* **TASK DETAILS**
In the entries below, find every line holding the string "JSON" and collect it.

* **LISTED ENTRIES**
-- Begin --
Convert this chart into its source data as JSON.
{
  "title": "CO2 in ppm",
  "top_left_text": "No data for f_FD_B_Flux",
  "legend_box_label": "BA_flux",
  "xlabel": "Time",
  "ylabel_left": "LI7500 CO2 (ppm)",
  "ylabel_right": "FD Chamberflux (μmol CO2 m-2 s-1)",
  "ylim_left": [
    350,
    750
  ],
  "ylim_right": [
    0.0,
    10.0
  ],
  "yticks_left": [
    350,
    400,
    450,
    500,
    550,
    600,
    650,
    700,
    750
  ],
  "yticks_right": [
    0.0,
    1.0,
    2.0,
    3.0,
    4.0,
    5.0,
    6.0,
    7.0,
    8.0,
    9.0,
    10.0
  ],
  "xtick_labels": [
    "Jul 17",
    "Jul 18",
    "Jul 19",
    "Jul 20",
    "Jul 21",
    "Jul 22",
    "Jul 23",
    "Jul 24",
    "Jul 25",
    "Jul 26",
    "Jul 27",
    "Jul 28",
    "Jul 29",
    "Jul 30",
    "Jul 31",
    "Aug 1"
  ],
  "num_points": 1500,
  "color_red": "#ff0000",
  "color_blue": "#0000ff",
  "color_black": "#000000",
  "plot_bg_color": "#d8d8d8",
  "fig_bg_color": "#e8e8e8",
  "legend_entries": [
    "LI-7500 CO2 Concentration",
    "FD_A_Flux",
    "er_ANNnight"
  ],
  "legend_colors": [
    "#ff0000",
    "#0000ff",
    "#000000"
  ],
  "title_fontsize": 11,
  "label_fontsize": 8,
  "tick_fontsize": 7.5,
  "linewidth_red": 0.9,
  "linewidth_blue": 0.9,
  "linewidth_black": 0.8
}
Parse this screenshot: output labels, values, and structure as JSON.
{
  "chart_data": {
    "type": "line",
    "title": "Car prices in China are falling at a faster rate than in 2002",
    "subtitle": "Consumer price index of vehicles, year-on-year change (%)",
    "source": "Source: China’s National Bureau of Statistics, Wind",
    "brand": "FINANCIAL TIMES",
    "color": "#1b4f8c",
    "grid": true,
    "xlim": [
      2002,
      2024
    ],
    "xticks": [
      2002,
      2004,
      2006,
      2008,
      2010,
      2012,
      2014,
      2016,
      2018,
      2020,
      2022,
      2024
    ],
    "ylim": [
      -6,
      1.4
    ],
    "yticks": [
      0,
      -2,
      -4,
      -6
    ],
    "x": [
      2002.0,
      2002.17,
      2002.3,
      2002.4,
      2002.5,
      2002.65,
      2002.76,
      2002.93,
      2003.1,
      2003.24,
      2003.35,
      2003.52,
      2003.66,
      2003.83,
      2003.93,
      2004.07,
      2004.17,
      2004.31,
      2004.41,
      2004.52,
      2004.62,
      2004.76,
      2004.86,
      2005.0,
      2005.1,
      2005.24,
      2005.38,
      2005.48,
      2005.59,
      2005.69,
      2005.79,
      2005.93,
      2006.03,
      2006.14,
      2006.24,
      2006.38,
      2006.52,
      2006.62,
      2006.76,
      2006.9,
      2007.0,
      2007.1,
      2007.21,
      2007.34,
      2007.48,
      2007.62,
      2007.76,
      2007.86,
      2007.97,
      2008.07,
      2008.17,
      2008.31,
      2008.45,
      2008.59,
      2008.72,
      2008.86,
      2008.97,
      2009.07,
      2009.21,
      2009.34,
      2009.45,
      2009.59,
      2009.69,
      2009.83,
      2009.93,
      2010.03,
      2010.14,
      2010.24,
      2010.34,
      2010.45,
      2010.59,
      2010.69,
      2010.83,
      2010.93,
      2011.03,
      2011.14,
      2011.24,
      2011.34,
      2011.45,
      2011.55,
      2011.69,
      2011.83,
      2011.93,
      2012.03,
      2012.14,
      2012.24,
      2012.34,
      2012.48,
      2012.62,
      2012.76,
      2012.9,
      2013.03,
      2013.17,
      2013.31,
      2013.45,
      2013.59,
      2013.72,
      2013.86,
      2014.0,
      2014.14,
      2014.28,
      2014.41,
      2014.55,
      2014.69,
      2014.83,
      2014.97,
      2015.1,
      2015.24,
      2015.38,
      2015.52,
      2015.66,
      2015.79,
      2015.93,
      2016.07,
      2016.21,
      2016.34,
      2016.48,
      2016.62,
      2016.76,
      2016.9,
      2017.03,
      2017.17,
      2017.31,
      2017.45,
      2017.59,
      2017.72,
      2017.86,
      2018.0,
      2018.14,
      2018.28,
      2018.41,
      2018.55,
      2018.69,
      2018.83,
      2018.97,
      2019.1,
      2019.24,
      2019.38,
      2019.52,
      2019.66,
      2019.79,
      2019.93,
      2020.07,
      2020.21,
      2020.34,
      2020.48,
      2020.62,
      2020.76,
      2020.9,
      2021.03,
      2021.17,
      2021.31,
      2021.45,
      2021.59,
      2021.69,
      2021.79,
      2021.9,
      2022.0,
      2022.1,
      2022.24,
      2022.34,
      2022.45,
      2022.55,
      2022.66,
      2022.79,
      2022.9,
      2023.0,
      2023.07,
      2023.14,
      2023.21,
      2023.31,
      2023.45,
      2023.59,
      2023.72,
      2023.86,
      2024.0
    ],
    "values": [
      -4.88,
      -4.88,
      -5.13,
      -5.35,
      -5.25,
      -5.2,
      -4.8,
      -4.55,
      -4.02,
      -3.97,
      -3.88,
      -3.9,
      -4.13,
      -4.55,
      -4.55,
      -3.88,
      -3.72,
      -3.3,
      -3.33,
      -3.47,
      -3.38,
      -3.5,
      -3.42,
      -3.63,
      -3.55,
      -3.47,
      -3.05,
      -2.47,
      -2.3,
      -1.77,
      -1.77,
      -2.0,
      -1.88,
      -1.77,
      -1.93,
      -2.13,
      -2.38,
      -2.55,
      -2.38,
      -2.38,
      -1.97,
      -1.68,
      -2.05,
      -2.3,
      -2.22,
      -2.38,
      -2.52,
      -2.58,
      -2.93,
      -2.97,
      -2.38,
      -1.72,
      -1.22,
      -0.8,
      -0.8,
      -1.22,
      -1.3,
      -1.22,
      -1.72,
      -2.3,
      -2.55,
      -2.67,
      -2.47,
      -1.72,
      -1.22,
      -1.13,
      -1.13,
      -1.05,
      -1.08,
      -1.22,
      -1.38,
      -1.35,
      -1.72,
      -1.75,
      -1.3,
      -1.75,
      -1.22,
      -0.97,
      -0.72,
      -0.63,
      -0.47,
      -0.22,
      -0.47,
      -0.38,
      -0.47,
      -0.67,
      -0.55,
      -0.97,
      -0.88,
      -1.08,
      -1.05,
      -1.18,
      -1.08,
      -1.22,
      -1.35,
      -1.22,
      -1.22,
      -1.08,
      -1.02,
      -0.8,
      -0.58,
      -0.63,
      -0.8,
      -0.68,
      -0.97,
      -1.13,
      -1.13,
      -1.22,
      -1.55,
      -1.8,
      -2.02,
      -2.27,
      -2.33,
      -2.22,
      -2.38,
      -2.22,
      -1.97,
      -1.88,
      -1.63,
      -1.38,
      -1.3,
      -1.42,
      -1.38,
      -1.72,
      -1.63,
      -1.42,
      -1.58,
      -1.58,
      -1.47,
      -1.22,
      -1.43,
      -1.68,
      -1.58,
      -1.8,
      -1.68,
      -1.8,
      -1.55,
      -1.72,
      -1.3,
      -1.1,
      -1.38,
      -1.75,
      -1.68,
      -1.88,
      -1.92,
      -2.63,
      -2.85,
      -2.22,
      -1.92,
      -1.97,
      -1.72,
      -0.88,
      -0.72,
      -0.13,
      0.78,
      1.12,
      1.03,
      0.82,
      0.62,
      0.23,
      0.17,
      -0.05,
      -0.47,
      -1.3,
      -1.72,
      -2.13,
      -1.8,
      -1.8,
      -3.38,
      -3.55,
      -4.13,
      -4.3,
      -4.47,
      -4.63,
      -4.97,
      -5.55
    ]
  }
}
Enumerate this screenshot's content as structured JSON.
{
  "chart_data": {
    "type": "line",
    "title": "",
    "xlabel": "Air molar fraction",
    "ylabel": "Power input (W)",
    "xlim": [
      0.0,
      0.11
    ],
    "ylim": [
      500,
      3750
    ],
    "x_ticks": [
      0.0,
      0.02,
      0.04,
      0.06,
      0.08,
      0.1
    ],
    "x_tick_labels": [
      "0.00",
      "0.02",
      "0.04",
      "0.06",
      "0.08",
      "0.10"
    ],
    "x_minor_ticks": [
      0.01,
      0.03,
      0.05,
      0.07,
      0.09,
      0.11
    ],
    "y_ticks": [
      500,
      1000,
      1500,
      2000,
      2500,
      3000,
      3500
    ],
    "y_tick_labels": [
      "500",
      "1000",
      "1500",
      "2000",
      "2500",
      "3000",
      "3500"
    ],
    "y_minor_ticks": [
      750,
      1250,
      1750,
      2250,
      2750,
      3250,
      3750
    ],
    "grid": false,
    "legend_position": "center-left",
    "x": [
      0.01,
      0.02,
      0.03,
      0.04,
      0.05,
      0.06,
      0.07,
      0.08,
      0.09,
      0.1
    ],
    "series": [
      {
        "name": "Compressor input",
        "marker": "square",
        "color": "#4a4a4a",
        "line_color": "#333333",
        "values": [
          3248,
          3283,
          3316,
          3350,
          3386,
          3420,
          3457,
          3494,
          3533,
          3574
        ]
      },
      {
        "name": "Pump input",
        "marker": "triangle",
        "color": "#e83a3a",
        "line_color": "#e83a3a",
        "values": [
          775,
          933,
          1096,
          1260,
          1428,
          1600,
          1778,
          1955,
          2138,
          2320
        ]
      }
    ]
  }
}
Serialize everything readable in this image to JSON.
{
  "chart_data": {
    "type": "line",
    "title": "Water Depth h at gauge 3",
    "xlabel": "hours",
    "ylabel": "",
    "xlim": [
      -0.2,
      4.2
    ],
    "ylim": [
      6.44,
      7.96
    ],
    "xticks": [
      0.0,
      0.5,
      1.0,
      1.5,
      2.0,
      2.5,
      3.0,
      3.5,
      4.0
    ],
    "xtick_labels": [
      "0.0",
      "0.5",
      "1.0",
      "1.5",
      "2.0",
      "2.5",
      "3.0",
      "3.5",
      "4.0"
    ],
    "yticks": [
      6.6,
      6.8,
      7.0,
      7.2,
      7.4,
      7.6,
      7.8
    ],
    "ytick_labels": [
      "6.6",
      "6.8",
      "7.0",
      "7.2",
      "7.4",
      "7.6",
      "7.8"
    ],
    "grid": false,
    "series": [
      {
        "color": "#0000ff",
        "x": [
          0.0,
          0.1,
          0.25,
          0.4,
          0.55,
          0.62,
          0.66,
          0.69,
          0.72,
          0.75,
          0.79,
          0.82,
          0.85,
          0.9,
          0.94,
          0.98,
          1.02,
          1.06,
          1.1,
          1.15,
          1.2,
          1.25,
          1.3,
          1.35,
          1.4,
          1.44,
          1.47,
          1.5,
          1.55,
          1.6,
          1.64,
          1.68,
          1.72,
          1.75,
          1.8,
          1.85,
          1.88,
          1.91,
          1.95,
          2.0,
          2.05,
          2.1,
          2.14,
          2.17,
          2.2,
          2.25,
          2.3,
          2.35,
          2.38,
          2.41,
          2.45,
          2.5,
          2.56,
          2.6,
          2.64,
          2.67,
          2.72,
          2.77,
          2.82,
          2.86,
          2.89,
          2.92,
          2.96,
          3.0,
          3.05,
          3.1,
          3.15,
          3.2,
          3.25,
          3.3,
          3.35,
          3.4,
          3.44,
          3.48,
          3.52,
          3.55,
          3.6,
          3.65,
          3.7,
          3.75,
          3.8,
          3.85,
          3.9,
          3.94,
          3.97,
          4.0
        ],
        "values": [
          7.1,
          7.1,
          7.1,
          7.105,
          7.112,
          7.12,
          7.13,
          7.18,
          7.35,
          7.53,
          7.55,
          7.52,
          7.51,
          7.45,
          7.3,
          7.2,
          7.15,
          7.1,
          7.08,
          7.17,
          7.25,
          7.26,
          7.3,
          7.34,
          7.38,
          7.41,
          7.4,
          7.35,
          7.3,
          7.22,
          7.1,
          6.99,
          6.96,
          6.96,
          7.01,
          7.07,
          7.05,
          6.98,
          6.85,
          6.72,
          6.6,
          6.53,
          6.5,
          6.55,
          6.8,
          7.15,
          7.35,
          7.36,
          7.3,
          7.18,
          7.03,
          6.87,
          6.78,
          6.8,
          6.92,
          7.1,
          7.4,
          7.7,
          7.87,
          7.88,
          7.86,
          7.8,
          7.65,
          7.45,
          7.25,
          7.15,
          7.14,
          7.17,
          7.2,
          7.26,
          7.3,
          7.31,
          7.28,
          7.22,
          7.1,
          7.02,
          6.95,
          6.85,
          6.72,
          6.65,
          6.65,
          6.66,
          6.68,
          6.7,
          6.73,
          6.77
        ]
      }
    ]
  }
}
-- End --
* **OUTPUT**
Convert this chart into its source data as JSON.
Parse this screenshot: output labels, values, and structure as JSON.
Enumerate this screenshot's content as structured JSON.
Serialize everything readable in this image to JSON.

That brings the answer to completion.